**Goal of the exercise:** Write the line that includes "Type out the text in this image." and all subsequent lines, exactly as written, and nothing more.

**Entries provided:**
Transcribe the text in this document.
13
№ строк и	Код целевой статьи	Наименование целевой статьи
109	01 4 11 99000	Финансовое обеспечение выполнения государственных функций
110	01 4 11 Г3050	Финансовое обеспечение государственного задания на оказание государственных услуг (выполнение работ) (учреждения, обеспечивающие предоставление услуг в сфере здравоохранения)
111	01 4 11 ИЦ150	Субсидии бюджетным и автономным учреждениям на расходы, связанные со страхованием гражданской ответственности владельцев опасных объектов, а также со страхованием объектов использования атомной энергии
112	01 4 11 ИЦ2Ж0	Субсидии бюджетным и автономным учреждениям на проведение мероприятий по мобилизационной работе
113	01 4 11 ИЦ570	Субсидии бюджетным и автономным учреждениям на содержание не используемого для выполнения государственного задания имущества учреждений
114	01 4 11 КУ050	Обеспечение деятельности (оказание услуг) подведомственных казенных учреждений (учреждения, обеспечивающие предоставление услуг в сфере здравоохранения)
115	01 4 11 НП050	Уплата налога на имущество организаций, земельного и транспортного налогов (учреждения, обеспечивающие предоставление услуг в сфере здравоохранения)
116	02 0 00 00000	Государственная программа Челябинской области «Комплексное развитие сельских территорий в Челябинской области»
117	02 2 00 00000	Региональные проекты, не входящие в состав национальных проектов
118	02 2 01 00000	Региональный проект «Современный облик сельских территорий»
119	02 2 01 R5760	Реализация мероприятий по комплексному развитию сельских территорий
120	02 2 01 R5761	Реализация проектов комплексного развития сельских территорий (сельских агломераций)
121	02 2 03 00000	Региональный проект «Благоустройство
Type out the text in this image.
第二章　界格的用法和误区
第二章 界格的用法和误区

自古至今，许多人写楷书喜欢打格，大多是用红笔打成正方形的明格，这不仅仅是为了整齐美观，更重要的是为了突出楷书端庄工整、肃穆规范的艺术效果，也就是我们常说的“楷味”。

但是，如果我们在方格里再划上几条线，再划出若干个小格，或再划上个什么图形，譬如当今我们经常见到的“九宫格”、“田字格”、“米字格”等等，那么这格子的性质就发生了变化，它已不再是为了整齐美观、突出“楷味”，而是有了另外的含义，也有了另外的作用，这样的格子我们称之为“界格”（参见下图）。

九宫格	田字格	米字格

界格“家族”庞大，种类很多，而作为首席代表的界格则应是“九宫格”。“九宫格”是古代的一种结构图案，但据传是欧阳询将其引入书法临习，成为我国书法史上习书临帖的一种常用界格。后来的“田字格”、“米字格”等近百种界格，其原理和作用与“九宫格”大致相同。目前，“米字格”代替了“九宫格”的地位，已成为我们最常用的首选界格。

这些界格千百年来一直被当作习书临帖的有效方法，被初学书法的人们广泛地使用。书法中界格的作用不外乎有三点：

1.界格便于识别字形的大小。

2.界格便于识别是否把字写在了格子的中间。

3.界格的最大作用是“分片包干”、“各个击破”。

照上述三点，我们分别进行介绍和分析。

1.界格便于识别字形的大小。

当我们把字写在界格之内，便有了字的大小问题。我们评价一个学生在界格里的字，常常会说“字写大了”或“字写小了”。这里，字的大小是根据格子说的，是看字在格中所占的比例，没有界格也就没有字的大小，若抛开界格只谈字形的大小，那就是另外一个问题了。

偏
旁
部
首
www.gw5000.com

**Complete output:**
Type out the text in this image.
第二章　界格的用法和误区
第二章 界格的用法和误区

自古至今，许多人写楷书喜欢打格，大多是用红笔打成正方形的明格，这不仅仅是为了整齐美观，更重要的是为了突出楷书端庄工整、肃穆规范的艺术效果，也就是我们常说的“楷味”。

但是，如果我们在方格里再划上几条线，再划出若干个小格，或再划上个什么图形，譬如当今我们经常见到的“九宫格”、“田字格”、“米字格”等等，那么这格子的性质就发生了变化，它已不再是为了整齐美观、突出“楷味”，而是有了另外的含义，也有了另外的作用，这样的格子我们称之为“界格”（参见下图）。

九宫格	田字格	米字格

界格“家族”庞大，种类很多，而作为首席代表的界格则应是“九宫格”。“九宫格”是古代的一种结构图案，但据传是欧阳询将其引入书法临习，成为我国书法史上习书临帖的一种常用界格。后来的“田字格”、“米字格”等近百种界格，其原理和作用与“九宫格”大致相同。目前，“米字格”代替了“九宫格”的地位，已成为我们最常用的首选界格。

这些界格千百年来一直被当作习书临帖的有效方法，被初学书法的人们广泛地使用。书法中界格的作用不外乎有三点：

1.界格便于识别字形的大小。

2.界格便于识别是否把字写在了格子的中间。

3.界格的最大作用是“分片包干”、“各个击破”。

照上述三点，我们分别进行介绍和分析。

1.界格便于识别字形的大小。

当我们把字写在界格之内，便有了字的大小问题。我们评价一个学生在界格里的字，常常会说“字写大了”或“字写小了”。这里，字的大小是根据格子说的，是看字在格中所占的比例，没有界格也就没有字的大小，若抛开界格只谈字形的大小，那就是另外一个问题了。

偏
旁
部
首
www.gw5000.com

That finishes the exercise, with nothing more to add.